* WORK REQUIRED
Drop every picture and give the entries back exactly.
____
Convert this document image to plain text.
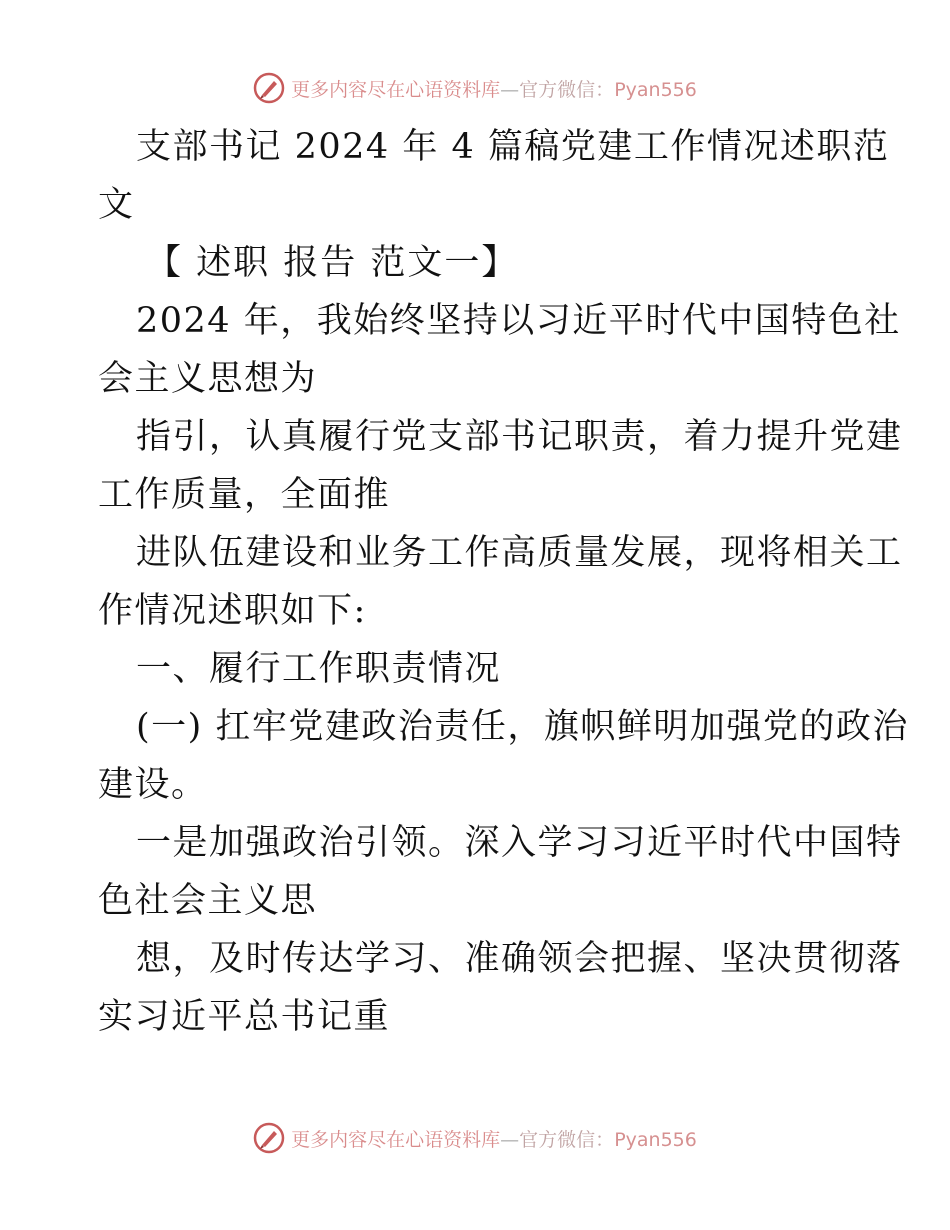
更多内容尽在心语资料库 — 官方微信： Pyan556
支部书记 2024 年 4 篇稿党建工作情况述职范
文
【 述职 报告 范文一】
2024 年，我始终坚持以习近平时代中国特色社
会主义思想为
指引，认真履行党支部书记职责，着力提升党建
工作质量，全面推
进队伍建设和业务工作高质量发展，现将相关工
作情况述职如下:
一、履行工作职责情况
(一) 扛牢党建政治责任，旗帜鲜明加强党的政治
建设。
一是加强政治引领。深入学习习近平时代中国特
色社会主义思
想，及时传达学习、准确领会把握、坚决贯彻落
实习近平总书记重
更多内容尽在心语资料库 — 官方微信： Pyan556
____
* EXERCISE ANSWER
Convert this document image to plain text.
更多内容尽在心语资料库 — 官方微信： Pyan556
支部书记 2024 年 4 篇稿党建工作情况述职范
文
【 述职 报告 范文一】
2024 年，我始终坚持以习近平时代中国特色社
会主义思想为
指引，认真履行党支部书记职责，着力提升党建
工作质量，全面推
进队伍建设和业务工作高质量发展，现将相关工
作情况述职如下:
一、履行工作职责情况
(一) 扛牢党建政治责任，旗帜鲜明加强党的政治
建设。
一是加强政治引领。深入学习习近平时代中国特
色社会主义思
想，及时传达学习、准确领会把握、坚决贯彻落
实习近平总书记重
更多内容尽在心语资料库 — 官方微信： Pyan556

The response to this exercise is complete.